Raw records:
================================

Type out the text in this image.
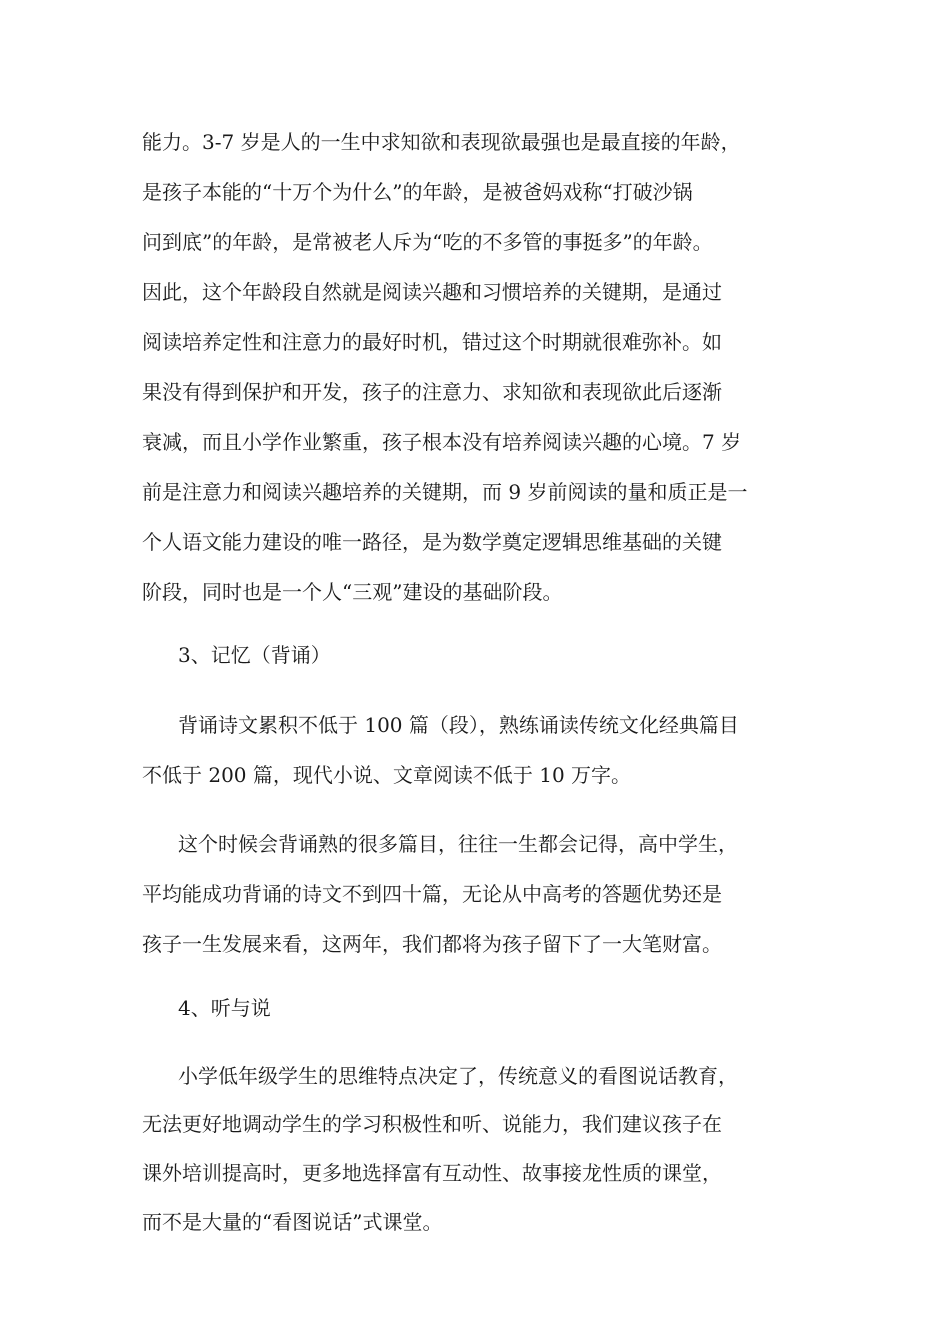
能力。3-7 岁是人的一生中求知欲和表现欲最强也是最直接的年龄，
是孩子本能的“十万个为什么”的年龄，是被爸妈戏称“打破沙锅
问到底”的年龄，是常被老人斥为“吃的不多管的事挺多”的年龄。
因此，这个年龄段自然就是阅读兴趣和习惯培养的关键期，是通过
阅读培养定性和注意力的最好时机，错过这个时期就很难弥补。如
果没有得到保护和开发，孩子的注意力、求知欲和表现欲此后逐渐
衰减，而且小学作业繁重，孩子根本没有培养阅读兴趣的心境。7 岁
前是注意力和阅读兴趣培养的关键期，而 9 岁前阅读的量和质正是一
个人语文能力建设的唯一路径，是为数学奠定逻辑思维基础的关键
阶段，同时也是一个人“三观”建设的基础阶段。
3、记忆（背诵）
背诵诗文累积不低于 100 篇（段），熟练诵读传统文化经典篇目
不低于 200 篇，现代小说、文章阅读不低于 10 万字。
这个时候会背诵熟的很多篇目，往往一生都会记得，高中学生，
平均能成功背诵的诗文不到四十篇，无论从中高考的答题优势还是
孩子一生发展来看，这两年，我们都将为孩子留下了一大笔财富。
4、听与说
小学低年级学生的思维特点决定了，传统意义的看图说话教育，
无法更好地调动学生的学习积极性和听、说能力，我们建议孩子在
课外培训提高时，更多地选择富有互动性、故事接龙性质的课堂，
而不是大量的“看图说话”式课堂。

================================

Each line of the data should be quoted exactly, with pictures left out.

**The completed task**
Type out the text in this image.
能力。3-7 岁是人的一生中求知欲和表现欲最强也是最直接的年龄，
是孩子本能的“十万个为什么”的年龄，是被爸妈戏称“打破沙锅
问到底”的年龄，是常被老人斥为“吃的不多管的事挺多”的年龄。
因此，这个年龄段自然就是阅读兴趣和习惯培养的关键期，是通过
阅读培养定性和注意力的最好时机，错过这个时期就很难弥补。如
果没有得到保护和开发，孩子的注意力、求知欲和表现欲此后逐渐
衰减，而且小学作业繁重，孩子根本没有培养阅读兴趣的心境。7 岁
前是注意力和阅读兴趣培养的关键期，而 9 岁前阅读的量和质正是一
个人语文能力建设的唯一路径，是为数学奠定逻辑思维基础的关键
阶段，同时也是一个人“三观”建设的基础阶段。
3、记忆（背诵）
背诵诗文累积不低于 100 篇（段），熟练诵读传统文化经典篇目
不低于 200 篇，现代小说、文章阅读不低于 10 万字。
这个时候会背诵熟的很多篇目，往往一生都会记得，高中学生，
平均能成功背诵的诗文不到四十篇，无论从中高考的答题优势还是
孩子一生发展来看，这两年，我们都将为孩子留下了一大笔财富。
4、听与说
小学低年级学生的思维特点决定了，传统意义的看图说话教育，
无法更好地调动学生的学习积极性和听、说能力，我们建议孩子在
课外培训提高时，更多地选择富有互动性、故事接龙性质的课堂，
而不是大量的“看图说话”式课堂。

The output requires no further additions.